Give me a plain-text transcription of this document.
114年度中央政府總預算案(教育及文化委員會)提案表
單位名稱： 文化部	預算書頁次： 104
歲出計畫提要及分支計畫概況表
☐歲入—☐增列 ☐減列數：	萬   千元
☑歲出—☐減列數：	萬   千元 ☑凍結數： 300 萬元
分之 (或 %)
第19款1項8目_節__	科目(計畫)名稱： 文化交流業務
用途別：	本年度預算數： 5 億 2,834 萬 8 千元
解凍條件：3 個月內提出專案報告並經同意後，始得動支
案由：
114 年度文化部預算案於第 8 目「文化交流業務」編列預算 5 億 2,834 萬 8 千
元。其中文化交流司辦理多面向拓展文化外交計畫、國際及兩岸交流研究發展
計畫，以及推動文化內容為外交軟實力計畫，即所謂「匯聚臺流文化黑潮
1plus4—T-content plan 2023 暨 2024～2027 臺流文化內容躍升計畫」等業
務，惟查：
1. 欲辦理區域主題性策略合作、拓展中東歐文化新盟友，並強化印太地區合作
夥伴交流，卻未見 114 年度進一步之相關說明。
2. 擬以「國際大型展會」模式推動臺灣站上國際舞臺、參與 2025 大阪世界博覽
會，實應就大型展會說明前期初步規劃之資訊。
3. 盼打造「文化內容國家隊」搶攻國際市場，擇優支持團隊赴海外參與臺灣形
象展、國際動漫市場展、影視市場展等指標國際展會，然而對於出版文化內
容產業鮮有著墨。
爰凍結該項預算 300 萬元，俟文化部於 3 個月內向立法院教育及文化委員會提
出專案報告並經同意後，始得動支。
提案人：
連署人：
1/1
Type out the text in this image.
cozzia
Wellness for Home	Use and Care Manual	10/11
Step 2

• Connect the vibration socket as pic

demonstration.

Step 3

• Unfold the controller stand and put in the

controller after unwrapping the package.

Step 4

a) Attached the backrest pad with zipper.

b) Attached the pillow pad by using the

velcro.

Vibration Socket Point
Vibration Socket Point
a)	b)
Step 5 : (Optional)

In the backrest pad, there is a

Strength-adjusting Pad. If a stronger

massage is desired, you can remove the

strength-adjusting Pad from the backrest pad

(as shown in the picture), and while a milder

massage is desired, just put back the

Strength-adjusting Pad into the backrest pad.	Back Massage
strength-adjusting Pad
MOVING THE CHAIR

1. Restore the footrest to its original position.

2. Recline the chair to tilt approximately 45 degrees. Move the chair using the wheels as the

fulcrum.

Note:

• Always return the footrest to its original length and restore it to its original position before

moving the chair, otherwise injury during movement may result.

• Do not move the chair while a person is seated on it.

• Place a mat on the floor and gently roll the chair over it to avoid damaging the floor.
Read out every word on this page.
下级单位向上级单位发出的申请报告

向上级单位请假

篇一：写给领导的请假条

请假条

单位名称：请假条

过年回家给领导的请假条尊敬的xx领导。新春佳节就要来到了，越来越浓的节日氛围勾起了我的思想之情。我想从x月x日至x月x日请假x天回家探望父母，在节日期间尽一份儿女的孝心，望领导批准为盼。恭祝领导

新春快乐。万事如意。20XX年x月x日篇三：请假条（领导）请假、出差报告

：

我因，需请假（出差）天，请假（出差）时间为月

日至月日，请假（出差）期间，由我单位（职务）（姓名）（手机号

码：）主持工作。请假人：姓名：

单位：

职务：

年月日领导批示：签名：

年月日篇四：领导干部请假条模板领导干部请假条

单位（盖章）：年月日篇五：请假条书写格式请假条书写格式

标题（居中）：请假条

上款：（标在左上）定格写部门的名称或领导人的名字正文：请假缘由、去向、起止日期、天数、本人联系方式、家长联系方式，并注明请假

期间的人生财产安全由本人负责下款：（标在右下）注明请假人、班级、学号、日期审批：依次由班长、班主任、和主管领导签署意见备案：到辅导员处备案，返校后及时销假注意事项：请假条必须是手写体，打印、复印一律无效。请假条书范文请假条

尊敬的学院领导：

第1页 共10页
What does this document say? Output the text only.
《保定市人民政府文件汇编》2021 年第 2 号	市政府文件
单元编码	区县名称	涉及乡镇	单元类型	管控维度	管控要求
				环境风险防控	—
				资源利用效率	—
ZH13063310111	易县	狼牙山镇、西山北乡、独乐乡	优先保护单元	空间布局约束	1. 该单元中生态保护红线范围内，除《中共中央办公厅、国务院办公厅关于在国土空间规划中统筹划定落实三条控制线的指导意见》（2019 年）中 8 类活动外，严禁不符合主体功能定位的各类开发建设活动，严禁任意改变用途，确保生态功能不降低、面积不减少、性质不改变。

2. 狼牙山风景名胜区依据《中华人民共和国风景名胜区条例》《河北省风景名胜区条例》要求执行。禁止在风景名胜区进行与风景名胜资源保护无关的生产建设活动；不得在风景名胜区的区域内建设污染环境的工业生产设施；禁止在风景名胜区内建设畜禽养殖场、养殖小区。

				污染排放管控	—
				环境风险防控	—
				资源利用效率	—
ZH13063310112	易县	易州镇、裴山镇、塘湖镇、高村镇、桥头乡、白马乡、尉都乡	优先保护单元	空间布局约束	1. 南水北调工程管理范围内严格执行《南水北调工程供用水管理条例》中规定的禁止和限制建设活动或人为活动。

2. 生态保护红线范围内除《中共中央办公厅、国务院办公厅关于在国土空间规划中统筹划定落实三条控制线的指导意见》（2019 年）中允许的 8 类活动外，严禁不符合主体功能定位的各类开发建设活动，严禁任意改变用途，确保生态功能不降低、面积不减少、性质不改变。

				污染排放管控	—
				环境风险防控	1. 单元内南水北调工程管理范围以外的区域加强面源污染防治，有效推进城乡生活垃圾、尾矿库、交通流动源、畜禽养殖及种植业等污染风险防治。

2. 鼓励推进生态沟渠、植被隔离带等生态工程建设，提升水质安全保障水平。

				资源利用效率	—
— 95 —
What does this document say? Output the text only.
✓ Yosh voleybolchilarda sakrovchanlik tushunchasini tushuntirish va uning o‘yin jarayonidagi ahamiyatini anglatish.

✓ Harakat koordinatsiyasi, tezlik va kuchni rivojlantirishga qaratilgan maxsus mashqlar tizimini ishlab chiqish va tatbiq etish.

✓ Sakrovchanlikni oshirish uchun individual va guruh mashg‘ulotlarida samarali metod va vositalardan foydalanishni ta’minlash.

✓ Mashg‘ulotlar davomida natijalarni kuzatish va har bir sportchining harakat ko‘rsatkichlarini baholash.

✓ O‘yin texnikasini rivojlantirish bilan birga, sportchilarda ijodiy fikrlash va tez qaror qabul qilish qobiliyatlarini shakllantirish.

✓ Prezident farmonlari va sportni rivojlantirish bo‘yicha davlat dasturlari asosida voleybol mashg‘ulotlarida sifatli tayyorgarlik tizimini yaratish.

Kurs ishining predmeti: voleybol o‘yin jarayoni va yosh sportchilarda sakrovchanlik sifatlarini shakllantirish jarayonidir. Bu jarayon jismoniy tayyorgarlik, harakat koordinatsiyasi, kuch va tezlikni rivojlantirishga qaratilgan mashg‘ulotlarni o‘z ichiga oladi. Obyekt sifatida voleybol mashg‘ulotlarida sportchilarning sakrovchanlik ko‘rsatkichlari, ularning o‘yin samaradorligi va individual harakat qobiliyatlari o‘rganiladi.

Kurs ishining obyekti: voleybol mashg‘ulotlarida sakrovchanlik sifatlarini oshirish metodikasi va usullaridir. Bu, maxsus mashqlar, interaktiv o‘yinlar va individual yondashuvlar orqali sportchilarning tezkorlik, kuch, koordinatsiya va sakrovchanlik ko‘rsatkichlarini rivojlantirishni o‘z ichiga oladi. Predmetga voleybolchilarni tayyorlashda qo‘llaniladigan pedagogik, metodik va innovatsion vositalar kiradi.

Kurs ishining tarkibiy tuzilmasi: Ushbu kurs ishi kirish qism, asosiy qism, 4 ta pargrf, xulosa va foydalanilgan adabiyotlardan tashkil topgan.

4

§ **What is expected**
Pull out every line holding "ishining" from the records above, and copy it.

§ **Task result**
Kurs ishining predmeti: voleybol o‘yin jarayoni va yosh sportchilarda sakrovchanlik sifatlarini shakllantirish jarayonidir. Bu jarayon jismoniy tayyorgarlik, harakat koordinatsiyasi, kuch va tezlikni rivojlantirishga qaratilgan mashg‘ulotlarni o‘z ichiga oladi. Obyekt sifatida voleybol mashg‘ulotlarida sportchilarning sakrovchanlik ko‘rsatkichlari, ularning o‘yin samaradorligi va individual harakat qobiliyatlari o‘rganiladi.
Kurs ishining obyekti: voleybol mashg‘ulotlarida sakrovchanlik sifatlarini oshirish metodikasi va usullaridir. Bu, maxsus mashqlar, interaktiv o‘yinlar va individual yondashuvlar orqali sportchilarning tezkorlik, kuch, koordinatsiya va sakrovchanlik ko‘rsatkichlarini rivojlantirishni o‘z ichiga oladi. Predmetga voleybolchilarni tayyorlashda qo‘llaniladigan pedagogik, metodik va innovatsion vositalar kiradi.
Kurs ishining tarkibiy tuzilmasi: Ushbu kurs ishi kirish qism, asosiy qism, 4 ta pargrf, xulosa va foydalanilgan adabiyotlardan tashkil topgan.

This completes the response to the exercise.